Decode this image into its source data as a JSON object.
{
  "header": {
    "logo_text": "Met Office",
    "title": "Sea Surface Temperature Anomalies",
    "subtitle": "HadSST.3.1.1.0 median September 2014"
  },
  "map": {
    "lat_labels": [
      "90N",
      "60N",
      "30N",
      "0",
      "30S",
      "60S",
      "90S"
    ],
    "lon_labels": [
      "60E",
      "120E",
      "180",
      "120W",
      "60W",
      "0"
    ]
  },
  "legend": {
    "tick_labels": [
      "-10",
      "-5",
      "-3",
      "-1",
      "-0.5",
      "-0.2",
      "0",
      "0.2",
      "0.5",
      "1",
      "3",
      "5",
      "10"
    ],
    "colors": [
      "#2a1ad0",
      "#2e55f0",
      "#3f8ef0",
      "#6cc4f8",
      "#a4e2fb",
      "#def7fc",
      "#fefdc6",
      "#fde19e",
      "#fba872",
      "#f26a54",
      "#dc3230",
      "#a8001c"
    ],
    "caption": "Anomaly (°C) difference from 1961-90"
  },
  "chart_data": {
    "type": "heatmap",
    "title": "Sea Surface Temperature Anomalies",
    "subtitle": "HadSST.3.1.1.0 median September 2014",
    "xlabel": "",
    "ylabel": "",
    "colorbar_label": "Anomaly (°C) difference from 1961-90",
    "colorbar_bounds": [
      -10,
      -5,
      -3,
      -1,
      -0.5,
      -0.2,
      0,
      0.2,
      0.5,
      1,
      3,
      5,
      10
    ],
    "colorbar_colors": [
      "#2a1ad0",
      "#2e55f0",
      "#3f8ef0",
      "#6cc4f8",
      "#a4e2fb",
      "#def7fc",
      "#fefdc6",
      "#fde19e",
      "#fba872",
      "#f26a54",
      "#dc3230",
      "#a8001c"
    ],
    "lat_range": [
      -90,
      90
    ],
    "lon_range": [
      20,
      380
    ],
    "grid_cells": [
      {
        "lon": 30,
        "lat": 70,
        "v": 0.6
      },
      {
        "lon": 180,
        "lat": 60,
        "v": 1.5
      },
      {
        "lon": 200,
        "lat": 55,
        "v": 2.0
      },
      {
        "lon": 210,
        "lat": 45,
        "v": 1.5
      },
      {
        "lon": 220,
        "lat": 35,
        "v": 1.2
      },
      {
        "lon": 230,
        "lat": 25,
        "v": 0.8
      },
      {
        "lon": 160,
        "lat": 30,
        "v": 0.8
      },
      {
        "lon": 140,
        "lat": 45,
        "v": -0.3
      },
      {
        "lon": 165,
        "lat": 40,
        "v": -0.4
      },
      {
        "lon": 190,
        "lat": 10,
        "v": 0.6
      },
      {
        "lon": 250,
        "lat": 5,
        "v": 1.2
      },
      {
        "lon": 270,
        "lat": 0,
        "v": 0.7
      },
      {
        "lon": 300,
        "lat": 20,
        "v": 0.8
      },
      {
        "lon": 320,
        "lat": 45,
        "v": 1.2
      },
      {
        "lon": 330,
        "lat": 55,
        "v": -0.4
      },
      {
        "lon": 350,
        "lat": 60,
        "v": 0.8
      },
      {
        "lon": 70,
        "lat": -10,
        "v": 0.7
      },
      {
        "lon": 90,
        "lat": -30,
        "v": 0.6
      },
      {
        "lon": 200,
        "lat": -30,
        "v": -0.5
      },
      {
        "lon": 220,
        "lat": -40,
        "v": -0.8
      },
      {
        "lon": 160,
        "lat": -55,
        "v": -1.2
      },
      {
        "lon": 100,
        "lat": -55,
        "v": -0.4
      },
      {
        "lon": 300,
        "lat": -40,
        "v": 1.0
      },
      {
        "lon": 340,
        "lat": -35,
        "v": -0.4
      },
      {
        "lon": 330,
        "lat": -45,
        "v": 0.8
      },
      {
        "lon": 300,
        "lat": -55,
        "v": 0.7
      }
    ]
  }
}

====

▶ _Stated goal_: Scan the listing above and copy all lines containing the word "difference".

▶ _Result_:
    "caption": "Anomaly (°C) difference from 1961-90"
    "colorbar_label": "Anomaly (°C) difference from 1961-90",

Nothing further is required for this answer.